◆ Records to process
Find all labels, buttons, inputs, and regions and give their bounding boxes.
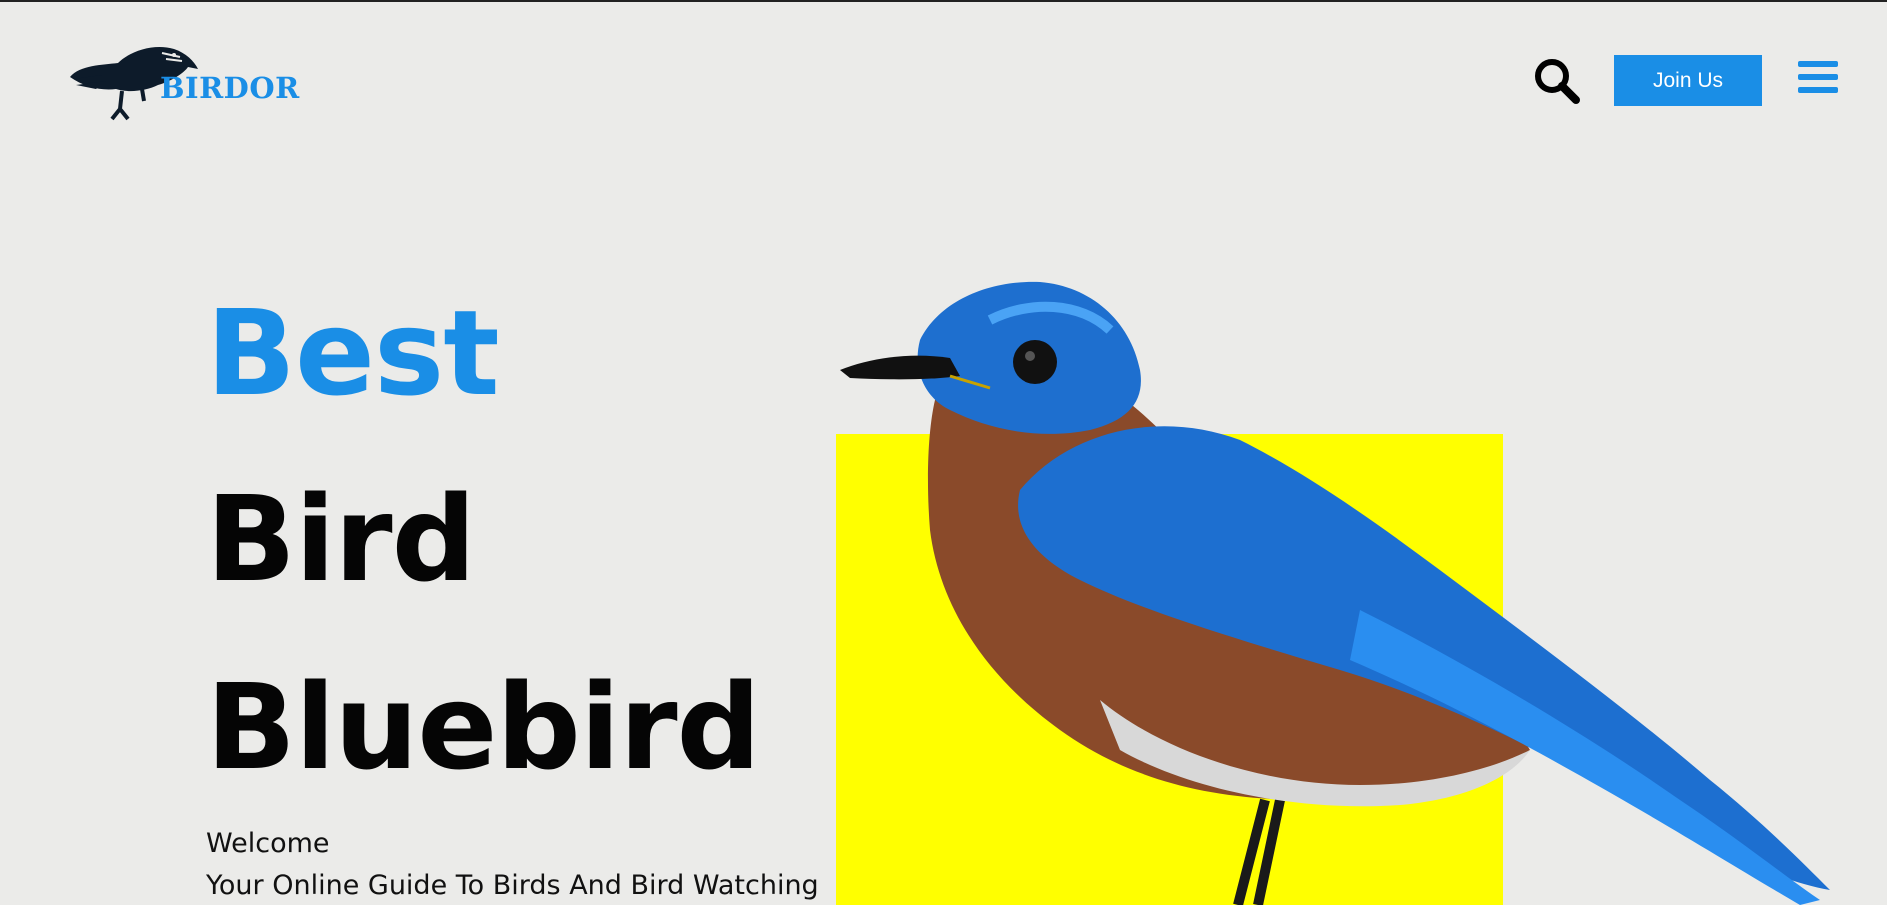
search-button[interactable] <box>1533 57 1581 105</box>
menu-button[interactable] <box>1798 61 1838 97</box>
bluebird-image <box>840 281 1830 905</box>
hero-title-bluebird: Bluebird <box>206 658 761 796</box>
search-icon <box>1535 59 1580 104</box>
hero-title-bird: Bird <box>206 470 476 608</box>
hamburger-menu-icon <box>1798 61 1838 93</box>
welcome-text: Welcome <box>206 828 330 859</box>
join-us-button[interactable]: Join Us <box>1614 55 1762 106</box>
logo-text: BIRDOR <box>160 71 300 105</box>
hero-title-best: Best <box>206 284 500 422</box>
site-logo[interactable]: BIRDOR <box>62 35 327 125</box>
tagline-text: Your Online Guide To Birds And Bird Watc… <box>206 870 819 901</box>
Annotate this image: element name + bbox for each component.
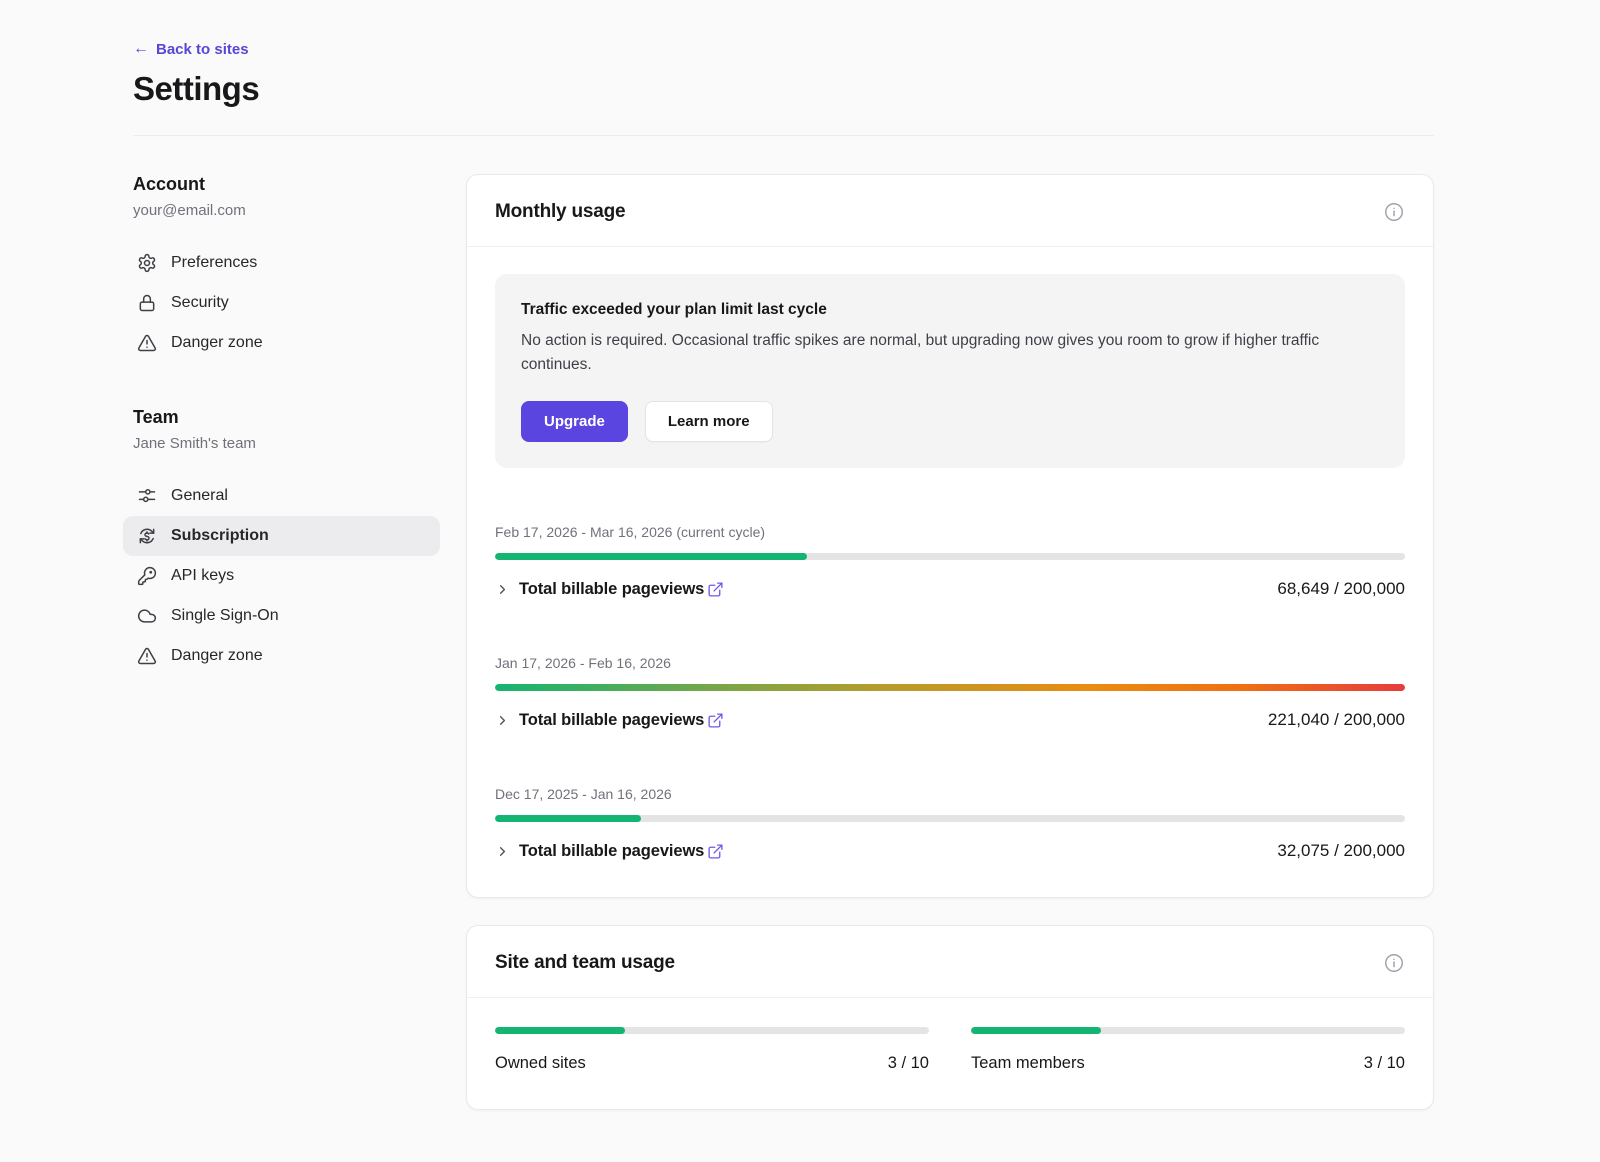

◆ What this task involves
Reproduce the records word for word, starting at the very first line and ending at the line that contains "welcome-text: Welcome <box>206". Leave the pictures out.

◆ Final result
Find all labels, buttons, inputs, and regions and give their bounding boxes.
search-button[interactable] <box>1533 57 1581 105</box>
menu-button[interactable] <box>1798 61 1838 97</box>
bluebird-image <box>840 281 1830 905</box>
hero-title-bluebird: Bluebird <box>206 658 761 796</box>
search-icon <box>1535 59 1580 104</box>
hero-title-bird: Bird <box>206 470 476 608</box>
hamburger-menu-icon <box>1798 61 1838 93</box>
welcome-text: Welcome <box>206 828 330 859</box>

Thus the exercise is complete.